### Extracted data entries
-=-=-=-=-

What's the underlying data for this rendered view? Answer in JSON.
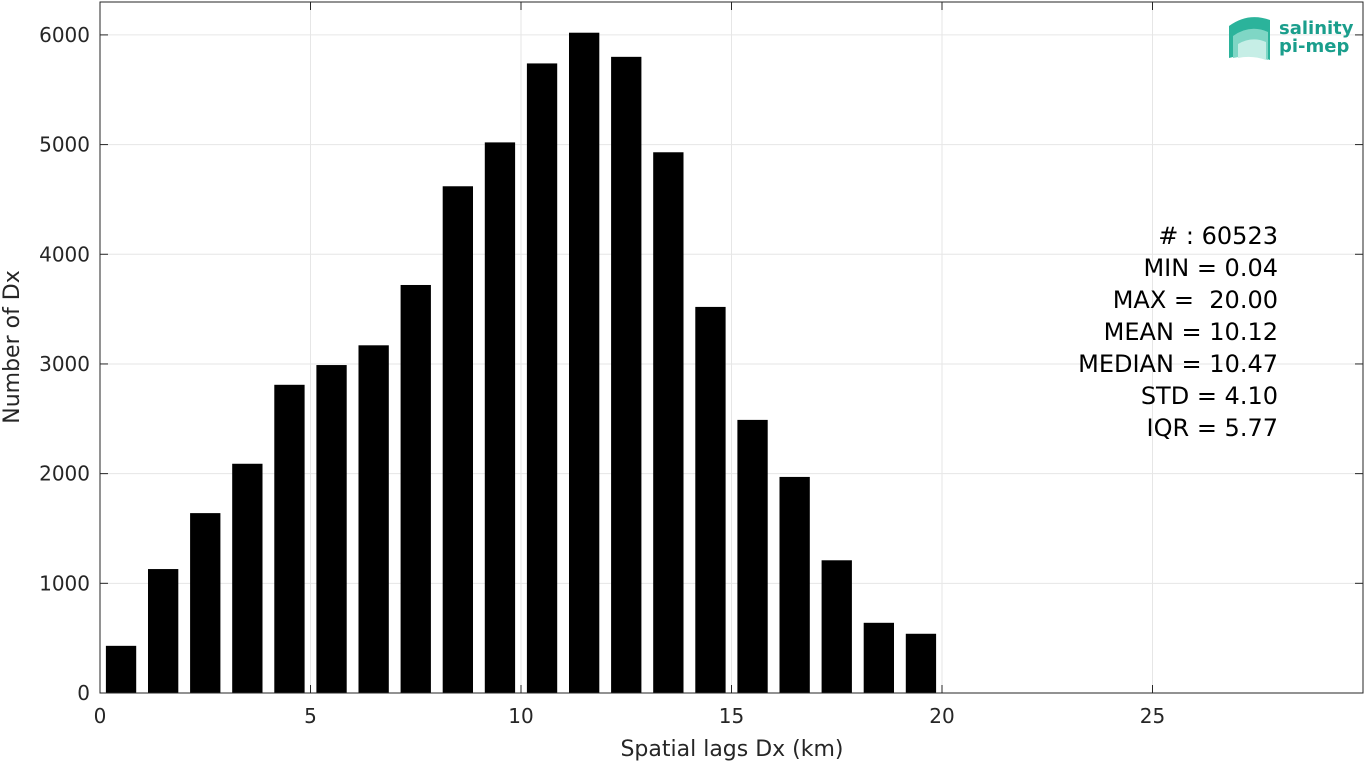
{
  "chart_data": {
    "type": "bar",
    "xlabel": "Spatial lags Dx (km)",
    "ylabel": "Number of Dx",
    "xlim": [
      0,
      30
    ],
    "ylim": [
      0,
      6300
    ],
    "xticks": [
      0,
      5,
      10,
      15,
      20,
      25
    ],
    "yticks": [
      0,
      1000,
      2000,
      3000,
      4000,
      5000,
      6000
    ],
    "grid": true,
    "bin_width": 1,
    "x": [
      0.5,
      1.5,
      2.5,
      3.5,
      4.5,
      5.5,
      6.5,
      7.5,
      8.5,
      9.5,
      10.5,
      11.5,
      12.5,
      13.5,
      14.5,
      15.5,
      16.5,
      17.5,
      18.5,
      19.5
    ],
    "values": [
      430,
      1130,
      1640,
      2090,
      2810,
      2990,
      3170,
      3720,
      4620,
      5020,
      5740,
      6020,
      5800,
      4930,
      3520,
      2490,
      1970,
      1210,
      640,
      540
    ],
    "colors": {
      "bar": "#000000",
      "grid": "#e6e6e6",
      "axis": "#262626",
      "logo": "#1a9e8c"
    },
    "annotations": [
      "# : 60523",
      "MIN = 0.04",
      "MAX =  20.00",
      "MEAN = 10.12",
      "MEDIAN = 10.47",
      "STD = 4.10",
      "IQR = 5.77"
    ]
  },
  "logo": {
    "line1": "salinity",
    "line2": "pi-mep",
    "icon": "wave-icon"
  }
}
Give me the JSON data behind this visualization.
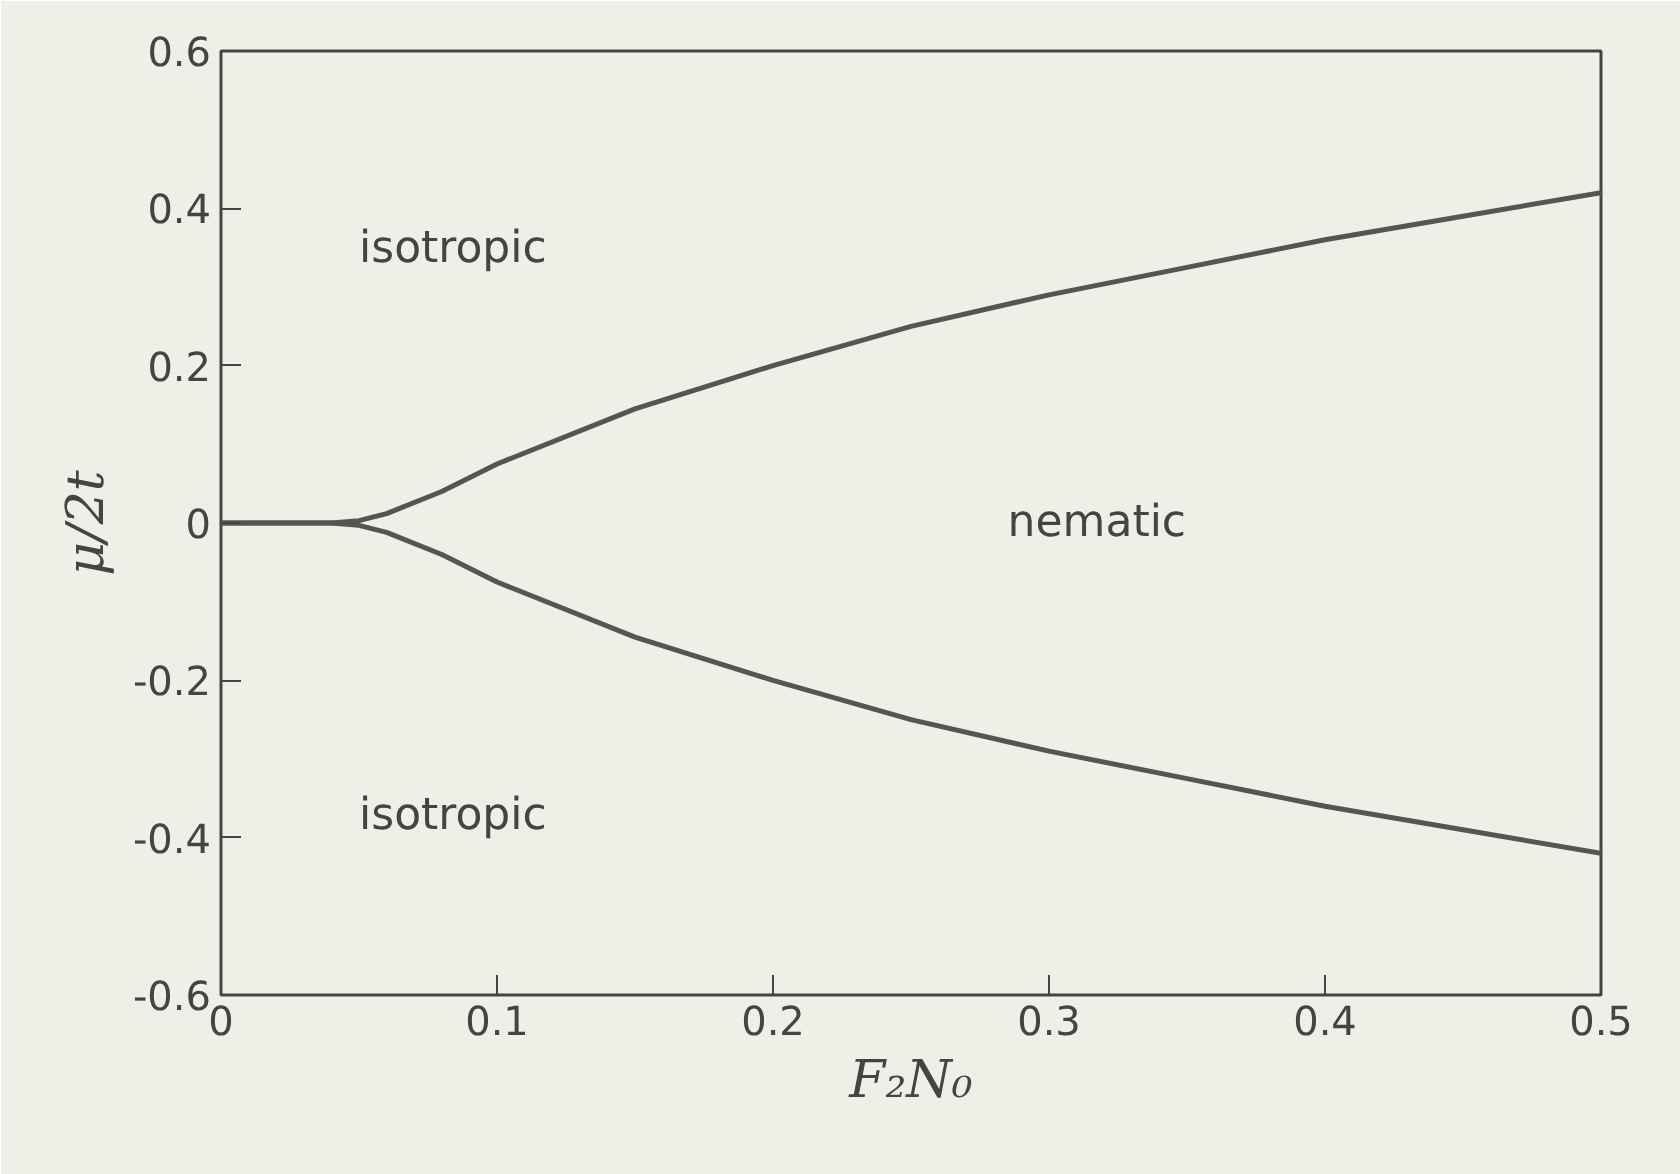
{
  "chart_data": {
    "type": "line",
    "xlabel": "F₂N₀",
    "ylabel": "μ/2t",
    "xlim": [
      0,
      0.5
    ],
    "ylim": [
      -0.6,
      0.6
    ],
    "xticks": [
      0,
      0.1,
      0.2,
      0.3,
      0.4,
      0.5
    ],
    "yticks": [
      -0.6,
      -0.4,
      -0.2,
      0,
      0.2,
      0.4,
      0.6
    ],
    "x": [
      0,
      0.02,
      0.04,
      0.05,
      0.06,
      0.08,
      0.1,
      0.15,
      0.2,
      0.25,
      0.3,
      0.35,
      0.4,
      0.45,
      0.5
    ],
    "series": [
      {
        "color": "#555555",
        "values": [
          0,
          0,
          0,
          0.003,
          0.012,
          0.04,
          0.075,
          0.145,
          0.2,
          0.25,
          0.29,
          0.325,
          0.36,
          0.39,
          0.42
        ]
      },
      {
        "color": "#555555",
        "values": [
          0,
          0,
          0,
          -0.003,
          -0.012,
          -0.04,
          -0.075,
          -0.145,
          -0.2,
          -0.25,
          -0.29,
          -0.325,
          -0.36,
          -0.39,
          -0.42
        ]
      }
    ],
    "annotations": [
      "isotropic",
      "nematic",
      "isotropic"
    ],
    "grid": false,
    "marker": "none",
    "line_style": "solid"
  }
}
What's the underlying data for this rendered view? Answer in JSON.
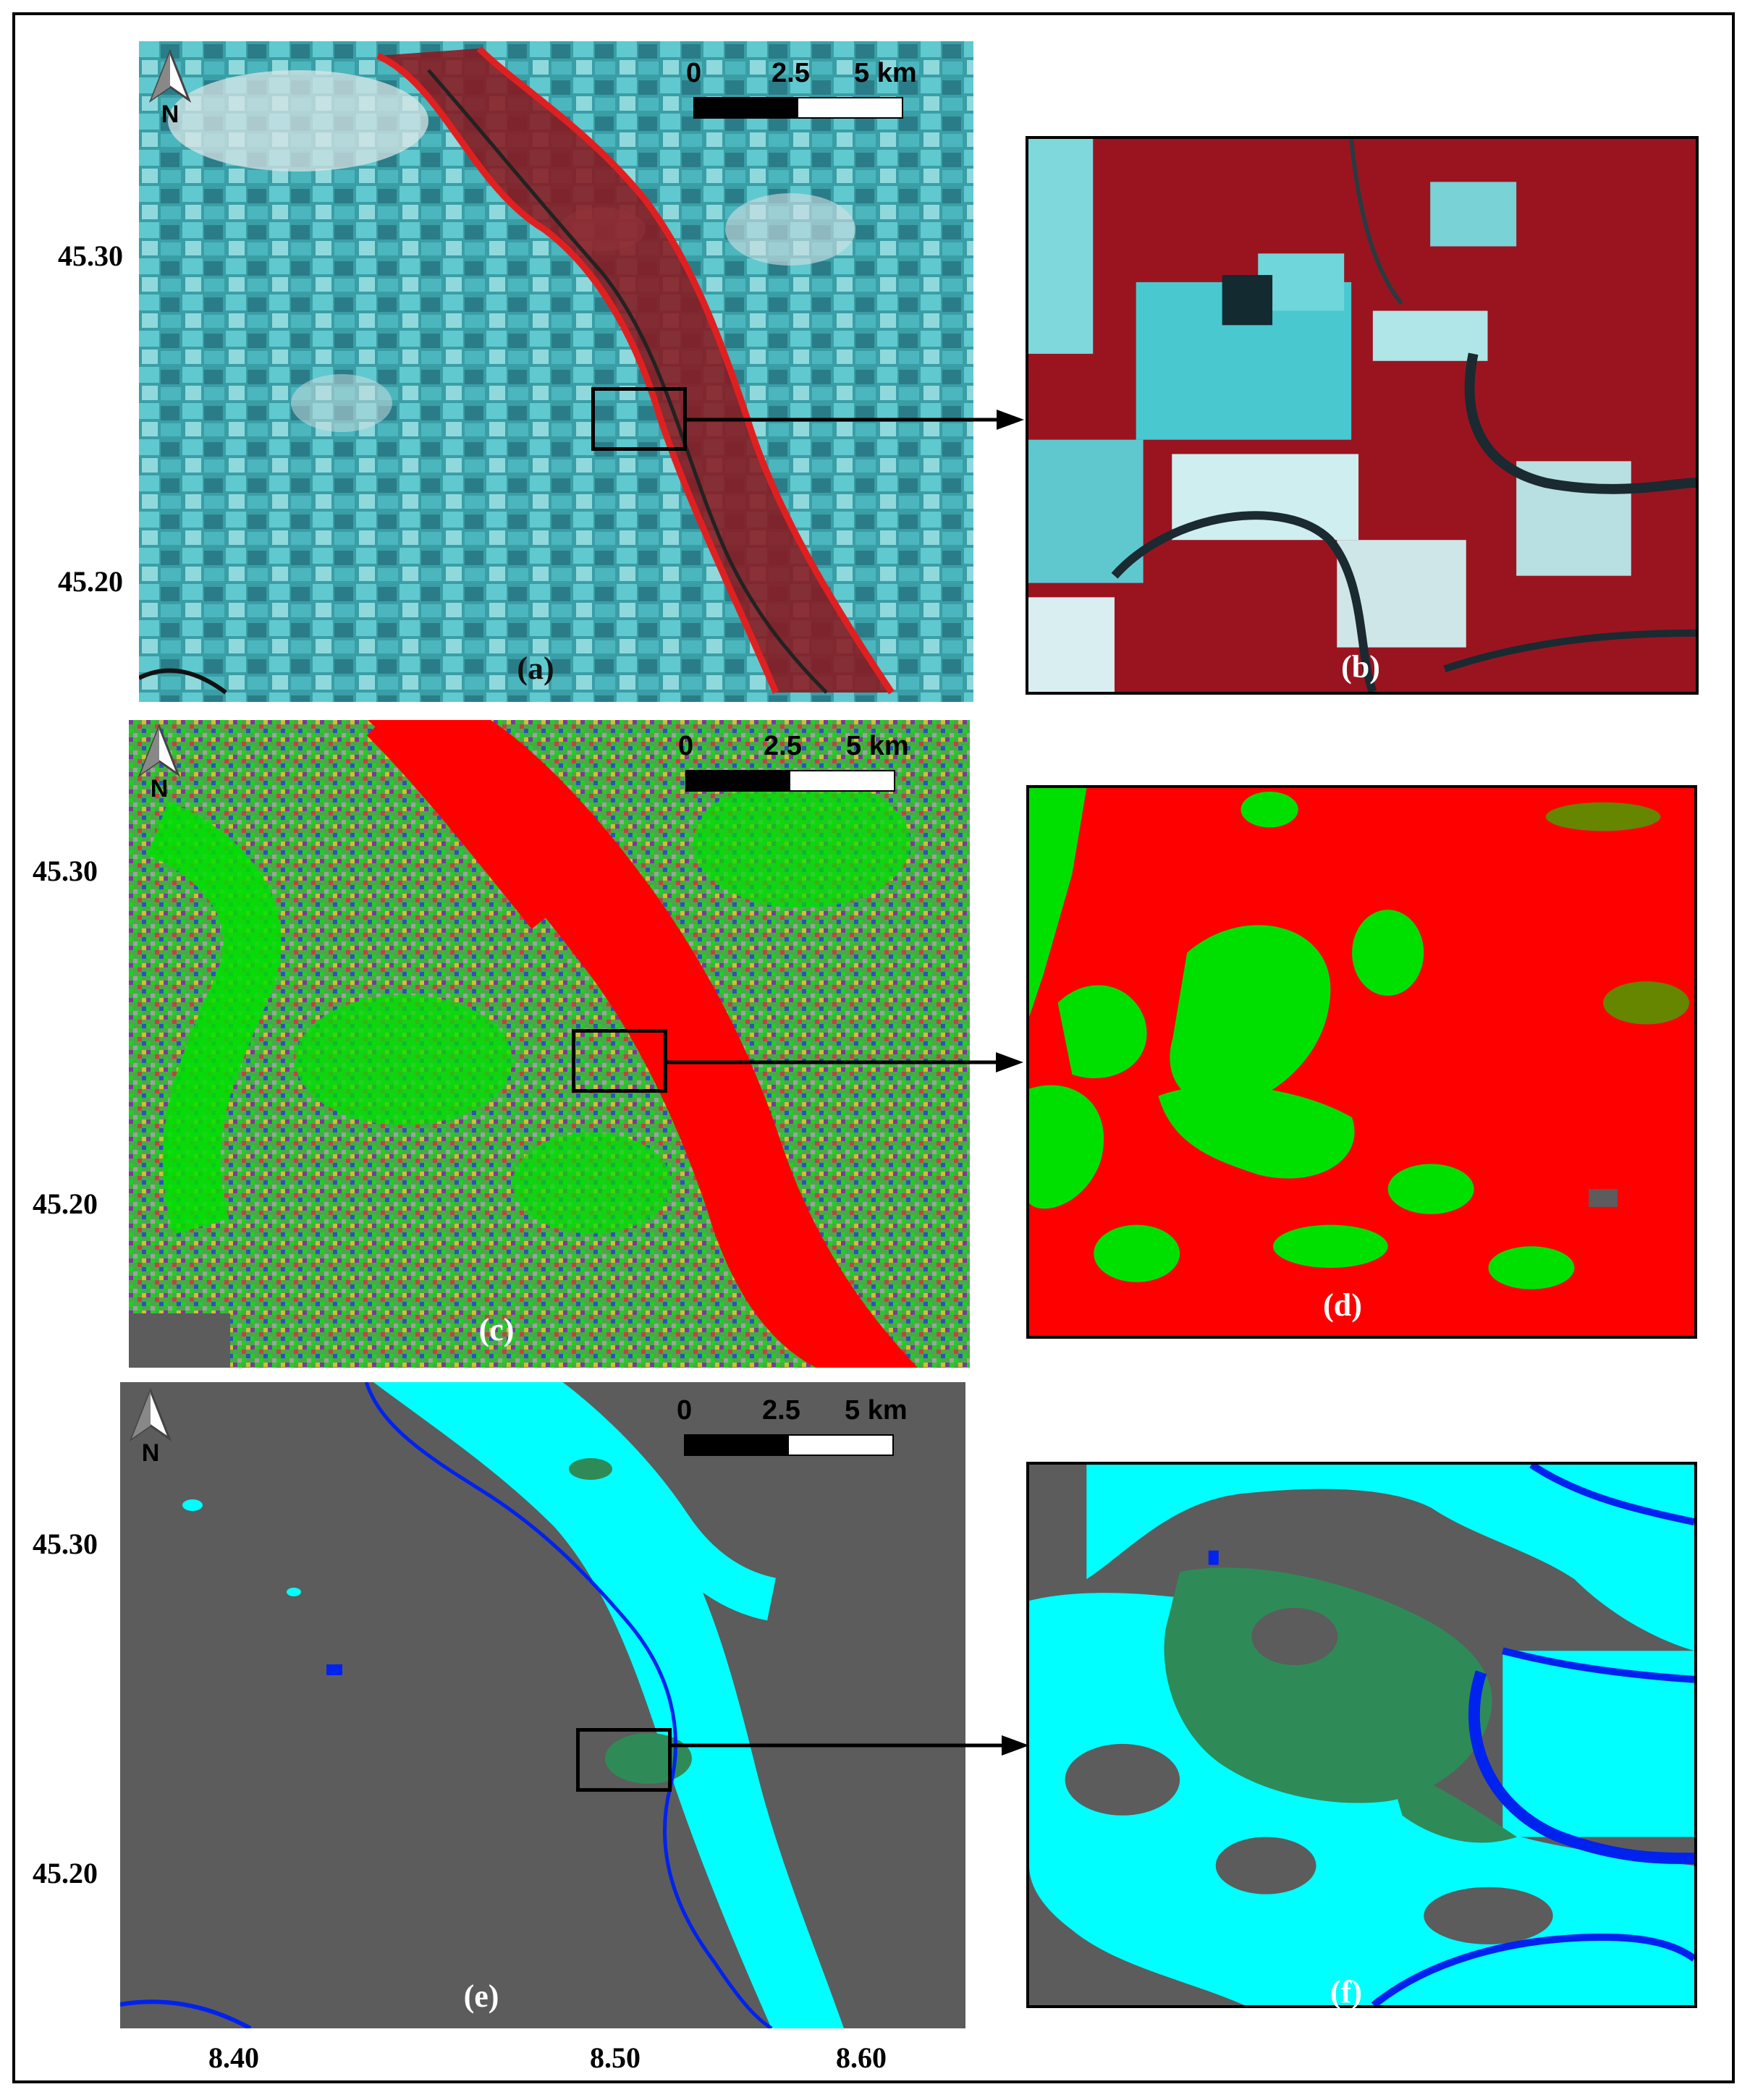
{
  "latitude_labels": [
    "45.30",
    "45.20"
  ],
  "longitude_labels": [
    "8.40",
    "8.50",
    "8.60"
  ],
  "scale_bar": {
    "ticks": [
      "0",
      "2.5",
      "5 km"
    ]
  },
  "north_label": "N",
  "panels": [
    {
      "id": "a",
      "label": "(a)"
    },
    {
      "id": "b",
      "label": "(b)"
    },
    {
      "id": "c",
      "label": "(c)"
    },
    {
      "id": "d",
      "label": "(d)"
    },
    {
      "id": "e",
      "label": "(e)"
    },
    {
      "id": "f",
      "label": "(f)"
    }
  ],
  "colors": {
    "rgb_cyan": "#3fb3b8",
    "rgb_red": "#b0101a",
    "flood_outline": "#e02020",
    "class_red": "#ff0000",
    "class_green": "#00e000",
    "background_gray": "#5c5c5c",
    "flooded_cyan": "#00ffff",
    "vegetation_green": "#2e8b57",
    "river_blue": "#0022ee"
  }
}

-=-=-=-=-

### Exercise goal
Quote the data above in full, leaving out the pictures it holds.

### Task response
What's the underlying data for this rendered view? Answer in JSON.
{
  "chart_data": {
    "type": "bar",
    "xlabel": "Spatial lags Dx (km)",
    "ylabel": "Number of Dx",
    "xlim": [
      0,
      30
    ],
    "ylim": [
      0,
      6300
    ],
    "xticks": [
      0,
      5,
      10,
      15,
      20,
      25
    ],
    "yticks": [
      0,
      1000,
      2000,
      3000,
      4000,
      5000,
      6000
    ],
    "grid": true,
    "bin_width": 1,
    "x": [
      0.5,
      1.5,
      2.5,
      3.5,
      4.5,
      5.5,
      6.5,
      7.5,
      8.5,
      9.5,
      10.5,
      11.5,
      12.5,
      13.5,
      14.5,
      15.5,
      16.5,
      17.5,
      18.5,
      19.5
    ],
    "values": [
      430,
      1130,
      1640,
      2090,
      2810,
      2990,
      3170,
      3720,
      4620,
      5020,
      5740,
      6020,
      5800,
      4930,
      3520,
      2490,
      1970,
      1210,
      640,
      540
    ],
    "colors": {
      "bar": "#000000",
      "grid": "#e6e6e6",
      "axis": "#262626",
      "logo": "#1a9e8c"
    },
    "annotations": [
      "# : 60523",
      "MIN = 0.04",
      "MAX =  20.00",
      "MEAN = 10.12",
      "MEDIAN = 10.47",
      "STD = 4.10",
      "IQR = 5.77"
    ]
  },
  "logo": {
    "line1": "salinity",
    "line2": "pi-mep",
    "icon": "wave-icon"
  }
}
Give me the JSON data behind this visualization.
{
  "chart_data": {
    "type": "line",
    "xlabel": "F₂N₀",
    "ylabel": "μ/2t",
    "xlim": [
      0,
      0.5
    ],
    "ylim": [
      -0.6,
      0.6
    ],
    "xticks": [
      0,
      0.1,
      0.2,
      0.3,
      0.4,
      0.5
    ],
    "yticks": [
      -0.6,
      -0.4,
      -0.2,
      0,
      0.2,
      0.4,
      0.6
    ],
    "x": [
      0,
      0.02,
      0.04,
      0.05,
      0.06,
      0.08,
      0.1,
      0.15,
      0.2,
      0.25,
      0.3,
      0.35,
      0.4,
      0.45,
      0.5
    ],
    "series": [
      {
        "color": "#555555",
        "values": [
          0,
          0,
          0,
          0.003,
          0.012,
          0.04,
          0.075,
          0.145,
          0.2,
          0.25,
          0.29,
          0.325,
          0.36,
          0.39,
          0.42
        ]
      },
      {
        "color": "#555555",
        "values": [
          0,
          0,
          0,
          -0.003,
          -0.012,
          -0.04,
          -0.075,
          -0.145,
          -0.2,
          -0.25,
          -0.29,
          -0.325,
          -0.36,
          -0.39,
          -0.42
        ]
      }
    ],
    "annotations": [
      "isotropic",
      "nematic",
      "isotropic"
    ],
    "grid": false,
    "marker": "none",
    "line_style": "solid"
  }
}
What's the underlying data for this rendered view? Answer in JSON.
{
  "latitude_labels": [
    "45.30",
    "45.20"
  ],
  "longitude_labels": [
    "8.40",
    "8.50",
    "8.60"
  ],
  "scale_bar": {
    "ticks": [
      "0",
      "2.5",
      "5 km"
    ]
  },
  "north_label": "N",
  "panels": [
    {
      "id": "a",
      "label": "(a)"
    },
    {
      "id": "b",
      "label": "(b)"
    },
    {
      "id": "c",
      "label": "(c)"
    },
    {
      "id": "d",
      "label": "(d)"
    },
    {
      "id": "e",
      "label": "(e)"
    },
    {
      "id": "f",
      "label": "(f)"
    }
  ],
  "colors": {
    "rgb_cyan": "#3fb3b8",
    "rgb_red": "#b0101a",
    "flood_outline": "#e02020",
    "class_red": "#ff0000",
    "class_green": "#00e000",
    "background_gray": "#5c5c5c",
    "flooded_cyan": "#00ffff",
    "vegetation_green": "#2e8b57",
    "river_blue": "#0022ee"
  }
}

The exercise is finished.